What you need to do
Retype each entry below, keeping every character the same.

Data provided
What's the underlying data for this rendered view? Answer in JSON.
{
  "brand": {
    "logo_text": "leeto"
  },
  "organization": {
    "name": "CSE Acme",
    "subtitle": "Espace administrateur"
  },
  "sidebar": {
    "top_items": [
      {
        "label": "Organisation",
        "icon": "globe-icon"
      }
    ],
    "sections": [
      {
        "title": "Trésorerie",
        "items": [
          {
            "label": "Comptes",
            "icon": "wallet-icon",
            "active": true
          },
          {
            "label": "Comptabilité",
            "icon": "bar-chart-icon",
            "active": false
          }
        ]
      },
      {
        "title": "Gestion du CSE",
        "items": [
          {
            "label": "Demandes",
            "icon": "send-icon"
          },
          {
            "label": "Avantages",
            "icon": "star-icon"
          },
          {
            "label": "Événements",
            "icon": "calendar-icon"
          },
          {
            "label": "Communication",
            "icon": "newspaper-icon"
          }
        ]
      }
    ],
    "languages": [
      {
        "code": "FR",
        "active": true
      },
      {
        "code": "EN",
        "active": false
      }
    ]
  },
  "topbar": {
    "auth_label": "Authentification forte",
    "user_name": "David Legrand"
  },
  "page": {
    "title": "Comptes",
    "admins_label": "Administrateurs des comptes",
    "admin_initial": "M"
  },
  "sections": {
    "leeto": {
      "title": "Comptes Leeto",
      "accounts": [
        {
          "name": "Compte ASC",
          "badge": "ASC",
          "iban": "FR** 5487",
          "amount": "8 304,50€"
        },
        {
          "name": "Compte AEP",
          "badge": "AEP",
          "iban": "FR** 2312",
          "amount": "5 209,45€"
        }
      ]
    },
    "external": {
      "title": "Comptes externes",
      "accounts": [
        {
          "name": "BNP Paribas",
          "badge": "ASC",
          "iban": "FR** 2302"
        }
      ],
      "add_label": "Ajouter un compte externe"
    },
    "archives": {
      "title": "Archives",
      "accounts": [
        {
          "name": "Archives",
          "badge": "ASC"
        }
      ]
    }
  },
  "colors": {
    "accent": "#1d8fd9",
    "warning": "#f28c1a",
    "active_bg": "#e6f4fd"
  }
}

Answer to the task
What's the underlying data for this rendered view? Answer in JSON.
{
  "brand": {
    "logo_text": "leeto"
  },
  "organization": {
    "name": "CSE Acme",
    "subtitle": "Espace administrateur"
  },
  "sidebar": {
    "top_items": [
      {
        "label": "Organisation",
        "icon": "globe-icon"
      }
    ],
    "sections": [
      {
        "title": "Trésorerie",
        "items": [
          {
            "label": "Comptes",
            "icon": "wallet-icon",
            "active": true
          },
          {
            "label": "Comptabilité",
            "icon": "bar-chart-icon",
            "active": false
          }
        ]
      },
      {
        "title": "Gestion du CSE",
        "items": [
          {
            "label": "Demandes",
            "icon": "send-icon"
          },
          {
            "label": "Avantages",
            "icon": "star-icon"
          },
          {
            "label": "Événements",
            "icon": "calendar-icon"
          },
          {
            "label": "Communication",
            "icon": "newspaper-icon"
          }
        ]
      }
    ],
    "languages": [
      {
        "code": "FR",
        "active": true
      },
      {
        "code": "EN",
        "active": false
      }
    ]
  },
  "topbar": {
    "auth_label": "Authentification forte",
    "user_name": "David Legrand"
  },
  "page": {
    "title": "Comptes",
    "admins_label": "Administrateurs des comptes",
    "admin_initial": "M"
  },
  "sections": {
    "leeto": {
      "title": "Comptes Leeto",
      "accounts": [
        {
          "name": "Compte ASC",
          "badge": "ASC",
          "iban": "FR** 5487",
          "amount": "8 304,50€"
        },
        {
          "name": "Compte AEP",
          "badge": "AEP",
          "iban": "FR** 2312",
          "amount": "5 209,45€"
        }
      ]
    },
    "external": {
      "title": "Comptes externes",
      "accounts": [
        {
          "name": "BNP Paribas",
          "badge": "ASC",
          "iban": "FR** 2302"
        }
      ],
      "add_label": "Ajouter un compte externe"
    },
    "archives": {
      "title": "Archives",
      "accounts": [
        {
          "name": "Archives",
          "badge": "ASC"
        }
      ]
    }
  },
  "colors": {
    "accent": "#1d8fd9",
    "warning": "#f28c1a",
    "active_bg": "#e6f4fd"
  }
}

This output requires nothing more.